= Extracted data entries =
********
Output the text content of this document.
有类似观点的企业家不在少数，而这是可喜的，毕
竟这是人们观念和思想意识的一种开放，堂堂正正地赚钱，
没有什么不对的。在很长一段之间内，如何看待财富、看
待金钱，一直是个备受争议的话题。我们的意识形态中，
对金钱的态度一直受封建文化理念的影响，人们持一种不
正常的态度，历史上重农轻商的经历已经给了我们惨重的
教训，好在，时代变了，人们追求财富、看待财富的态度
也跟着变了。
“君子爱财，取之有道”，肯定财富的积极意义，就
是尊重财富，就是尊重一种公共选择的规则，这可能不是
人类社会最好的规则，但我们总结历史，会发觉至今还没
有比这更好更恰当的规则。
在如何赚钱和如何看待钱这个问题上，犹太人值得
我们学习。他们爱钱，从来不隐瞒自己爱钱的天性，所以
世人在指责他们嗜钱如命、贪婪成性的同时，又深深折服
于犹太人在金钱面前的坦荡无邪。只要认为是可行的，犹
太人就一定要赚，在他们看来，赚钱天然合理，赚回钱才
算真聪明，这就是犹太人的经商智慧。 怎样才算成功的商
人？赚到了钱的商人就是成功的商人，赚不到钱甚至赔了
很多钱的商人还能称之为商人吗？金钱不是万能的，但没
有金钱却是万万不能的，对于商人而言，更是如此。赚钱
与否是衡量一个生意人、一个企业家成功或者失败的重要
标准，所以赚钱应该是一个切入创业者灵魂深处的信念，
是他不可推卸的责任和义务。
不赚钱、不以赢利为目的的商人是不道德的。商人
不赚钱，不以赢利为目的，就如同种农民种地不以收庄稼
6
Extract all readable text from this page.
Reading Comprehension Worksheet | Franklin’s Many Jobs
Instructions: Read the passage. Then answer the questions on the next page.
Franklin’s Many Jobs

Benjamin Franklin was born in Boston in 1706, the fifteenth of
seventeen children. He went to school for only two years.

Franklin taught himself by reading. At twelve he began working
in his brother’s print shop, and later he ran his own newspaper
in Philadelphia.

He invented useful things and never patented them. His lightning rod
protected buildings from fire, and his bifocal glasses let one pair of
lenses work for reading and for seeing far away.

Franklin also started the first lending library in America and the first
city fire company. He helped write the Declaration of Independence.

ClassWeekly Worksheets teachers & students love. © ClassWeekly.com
********
= TASK REQUIREMENTS =
All of the data must be returned exactly.

= SOLUTION FOR THIS PROBLEM =
Output the text content of this document.
有类似观点的企业家不在少数，而这是可喜的，毕
竟这是人们观念和思想意识的一种开放，堂堂正正地赚钱，
没有什么不对的。在很长一段之间内，如何看待财富、看
待金钱，一直是个备受争议的话题。我们的意识形态中，
对金钱的态度一直受封建文化理念的影响，人们持一种不
正常的态度，历史上重农轻商的经历已经给了我们惨重的
教训，好在，时代变了，人们追求财富、看待财富的态度
也跟着变了。
“君子爱财，取之有道”，肯定财富的积极意义，就
是尊重财富，就是尊重一种公共选择的规则，这可能不是
人类社会最好的规则，但我们总结历史，会发觉至今还没
有比这更好更恰当的规则。
在如何赚钱和如何看待钱这个问题上，犹太人值得
我们学习。他们爱钱，从来不隐瞒自己爱钱的天性，所以
世人在指责他们嗜钱如命、贪婪成性的同时，又深深折服
于犹太人在金钱面前的坦荡无邪。只要认为是可行的，犹
太人就一定要赚，在他们看来，赚钱天然合理，赚回钱才
算真聪明，这就是犹太人的经商智慧。 怎样才算成功的商
人？赚到了钱的商人就是成功的商人，赚不到钱甚至赔了
很多钱的商人还能称之为商人吗？金钱不是万能的，但没
有金钱却是万万不能的，对于商人而言，更是如此。赚钱
与否是衡量一个生意人、一个企业家成功或者失败的重要
标准，所以赚钱应该是一个切入创业者灵魂深处的信念，
是他不可推卸的责任和义务。
不赚钱、不以赢利为目的的商人是不道德的。商人
不赚钱，不以赢利为目的，就如同种农民种地不以收庄稼
6
Extract all readable text from this page.
Reading Comprehension Worksheet | Franklin’s Many Jobs
Instructions: Read the passage. Then answer the questions on the next page.
Franklin’s Many Jobs

Benjamin Franklin was born in Boston in 1706, the fifteenth of
seventeen children. He went to school for only two years.

Franklin taught himself by reading. At twelve he began working
in his brother’s print shop, and later he ran his own newspaper
in Philadelphia.

He invented useful things and never patented them. His lightning rod
protected buildings from fire, and his bifocal glasses let one pair of
lenses work for reading and for seeing far away.

Franklin also started the first lending library in America and the first
city fire company. He helped write the Declaration of Independence.

ClassWeekly Worksheets teachers & students love. © ClassWeekly.com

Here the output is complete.